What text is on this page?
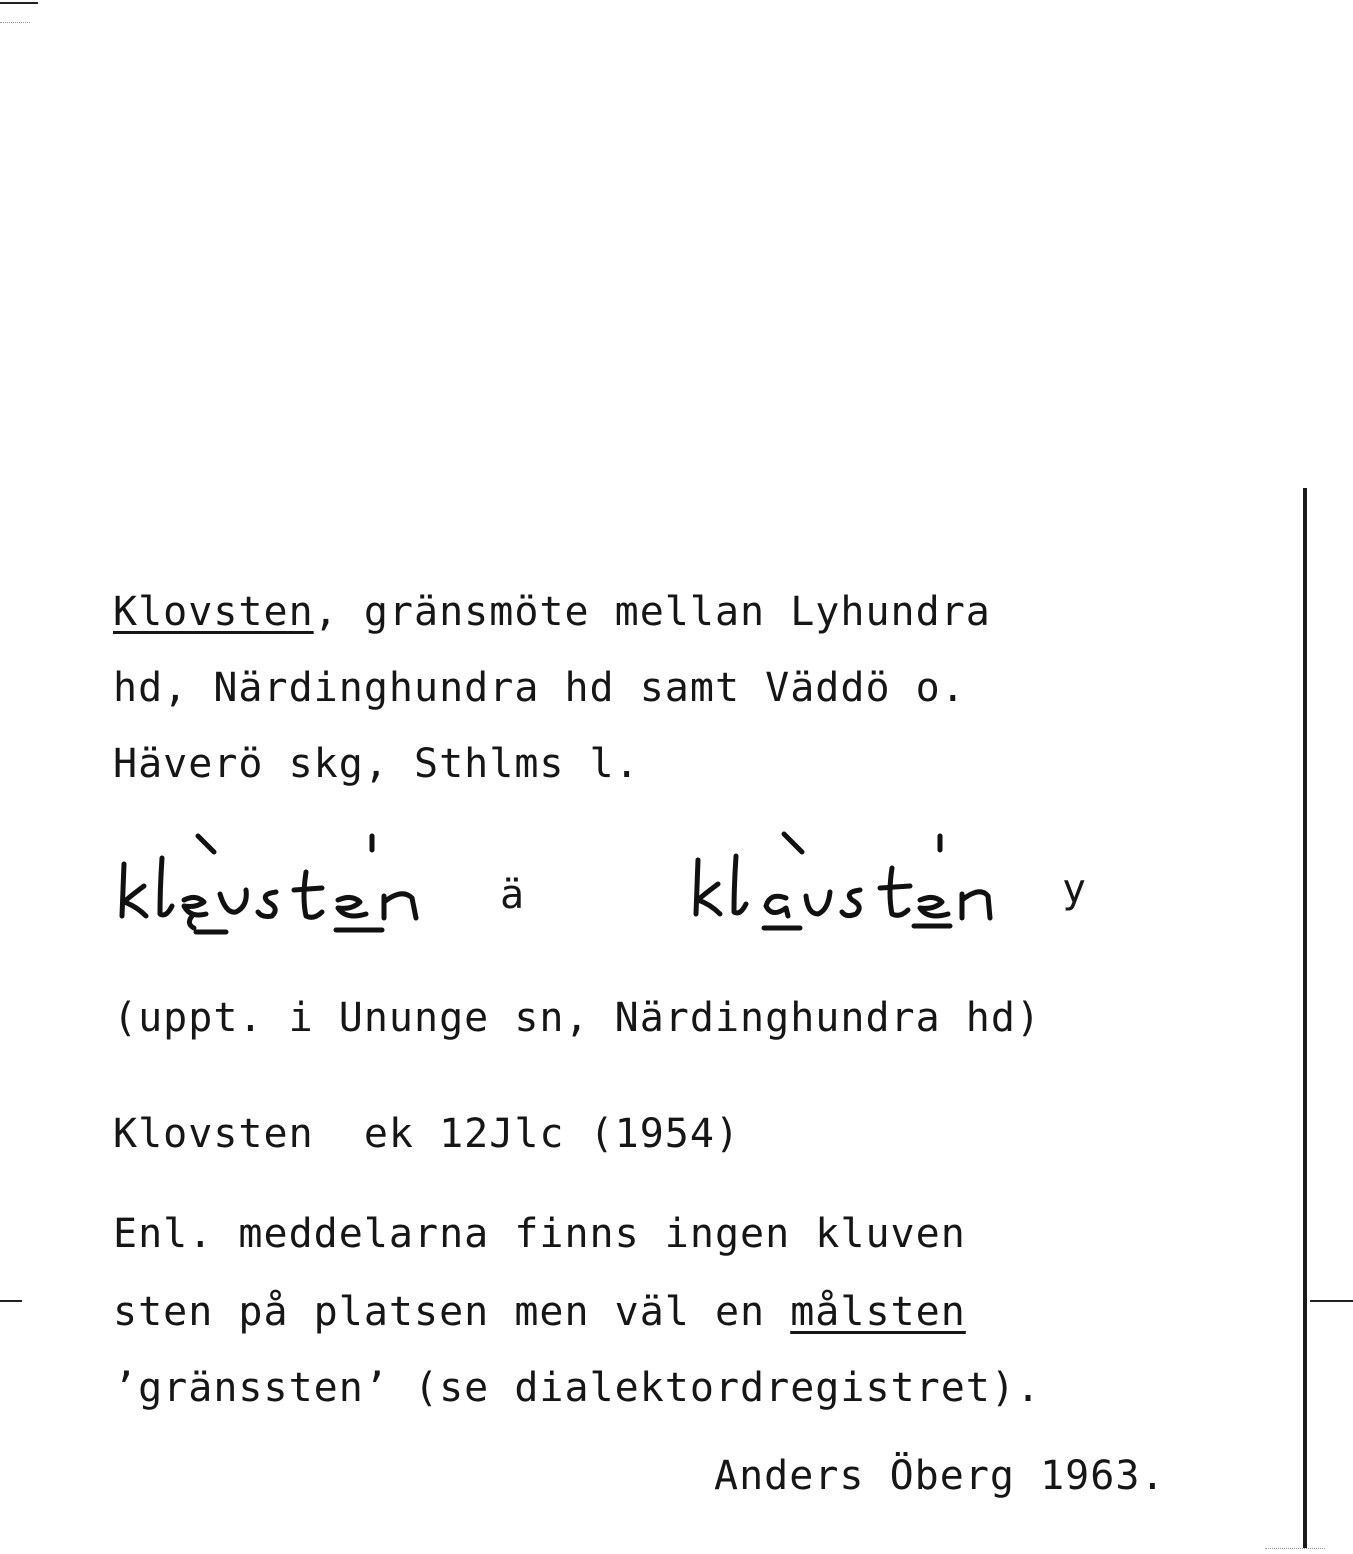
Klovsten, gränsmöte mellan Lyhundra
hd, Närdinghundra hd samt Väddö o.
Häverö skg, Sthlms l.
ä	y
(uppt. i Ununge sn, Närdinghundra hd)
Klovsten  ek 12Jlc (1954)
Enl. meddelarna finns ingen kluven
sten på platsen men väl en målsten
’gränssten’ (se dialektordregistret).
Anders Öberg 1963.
----------------------------------------
[Exercise details] Repeat the listing in full and exactly. Do not include any images.

[Completed task]
What text is on this page?
Klovsten, gränsmöte mellan Lyhundra
hd, Närdinghundra hd samt Väddö o.
Häverö skg, Sthlms l.
ä	y
(uppt. i Ununge sn, Närdinghundra hd)
Klovsten  ek 12Jlc (1954)
Enl. meddelarna finns ingen kluven
sten på platsen men väl en målsten
’gränssten’ (se dialektordregistret).
Anders Öberg 1963.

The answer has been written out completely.